• Task prompt: Copy whichever lines contain the string "Oリング".
◇ ◇ ◇ ◇ ◇ ◇ ◇
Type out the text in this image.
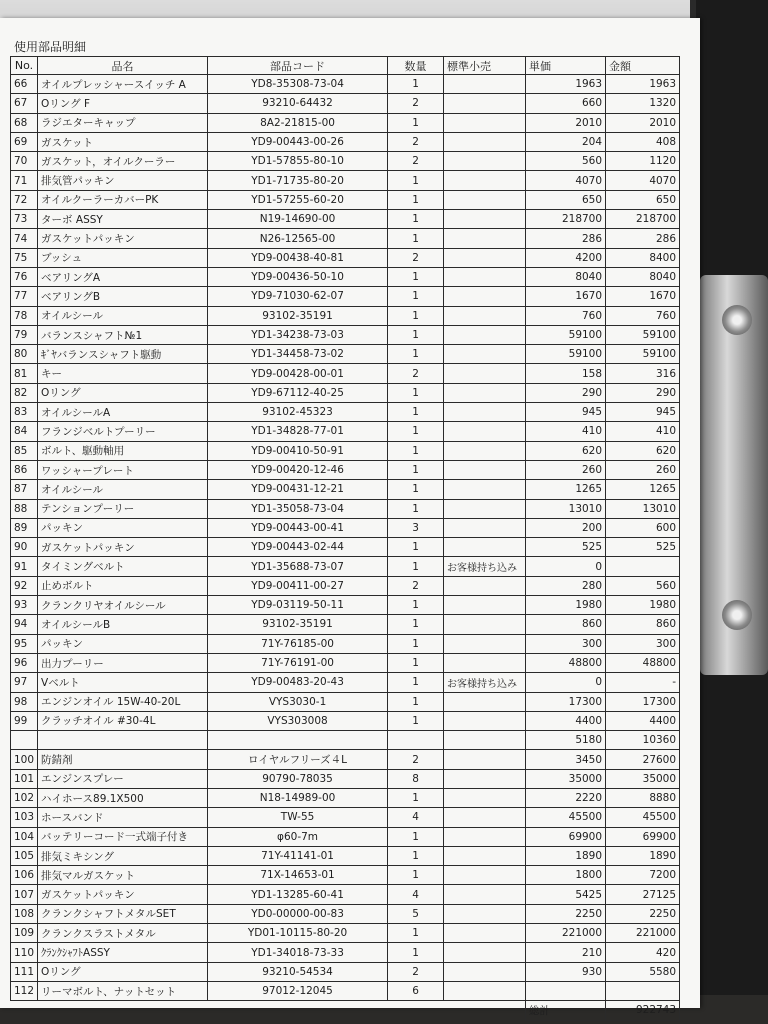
使用部品明細
No.	品名	部品コード	数量	標準小売	単価	金額
66	オイルプレッシャースイッチ A	YD8-35308-73-04	1		1963	1963
67	Oリング F	93210-64432	2		660	1320
68	ラジエターキャップ	8A2-21815-00	1		2010	2010
69	ガスケット	YD9-00443-00-26	2		204	408
70	ガスケット，オイルクーラー	YD1-57855-80-10	2		560	1120
71	排気管パッキン	YD1-71735-80-20	1		4070	4070
72	オイルクーラーカバーPK	YD1-57255-60-20	1		650	650
73	ターボ ASSY	N19-14690-00	1		218700	218700
74	ガスケットパッキン	N26-12565-00	1		286	286
75	ブッシュ	YD9-00438-40-81	2		4200	8400
76	ベアリングA	YD9-00436-50-10	1		8040	8040
77	ベアリングB	YD9-71030-62-07	1		1670	1670
78	オイルシール	93102-35191	1		760	760
79	バランスシャフト№1	YD1-34238-73-03	1		59100	59100
80	ｷﾞﾔバランスシャフト駆動	YD1-34458-73-02	1		59100	59100
81	キー	YD9-00428-00-01	2		158	316
82	Oリング	YD9-67112-40-25	1		290	290
83	オイルシールA	93102-45323	1		945	945
84	フランジベルトプーリー	YD1-34828-77-01	1		410	410
85	ボルト、駆動軸用	YD9-00410-50-91	1		620	620
86	ワッシャープレート	YD9-00420-12-46	1		260	260
87	オイルシール	YD9-00431-12-21	1		1265	1265
88	テンションプーリー	YD1-35058-73-04	1		13010	13010
89	パッキン	YD9-00443-00-41	3		200	600
90	ガスケットパッキン	YD9-00443-02-44	1		525	525
91	タイミングベルト	YD1-35688-73-07	1	お客様持ち込み	0	
92	止めボルト	YD9-00411-00-27	2		280	560
93	クランクリヤオイルシール	YD9-03119-50-11	1		1980	1980
94	オイルシールB	93102-35191	1		860	860
95	パッキン	71Y-76185-00	1		300	300
96	出力プーリー	71Y-76191-00	1		48800	48800
97	Vベルト	YD9-00483-20-43	1	お客様持ち込み	0	-
98	エンジンオイル 15W-40-20L	VYS3030-1	1		17300	17300
99	クラッチオイル #30-4L	VYS303008	1		4400	4400
					5180	10360
100	防錆剤	ロイヤルフリーズ４L	2		3450	27600
101	エンジンスプレー	90790-78035	8		35000	35000
102	ハイホース89.1X500	N18-14989-00	1		2220	8880
103	ホースバンド	TW-55	4		45500	45500
104	バッテリーコード一式端子付き	φ60-7m	1		69900	69900
105	排気ミキシング	71Y-41141-01	1		1890	1890
106	排気マルガスケット	71X-14653-01	1		1800	7200
107	ガスケットパッキン	YD1-13285-60-41	4		5425	27125
108	クランクシャフトメタルSET	YD0-00000-00-83	5		2250	2250
109	クランクスラストメタル	YD01-10115-80-20	1		221000	221000
110	ｸﾗﾝｸｼｬﾌﾄASSY	YD1-34018-73-33	1		210	420
111	Oリング	93210-54534	2		930	5580
112	リーマボルト、ナットセット	97012-12045	6			
					総計	922743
◇ ◇ ◇ ◇ ◇ ◇ ◇
• Response:
67	Oリング F	93210-64432	2		660	1320
82	Oリング	YD9-67112-40-25	1		290	290
111	Oリング	93210-54534	2		930	5580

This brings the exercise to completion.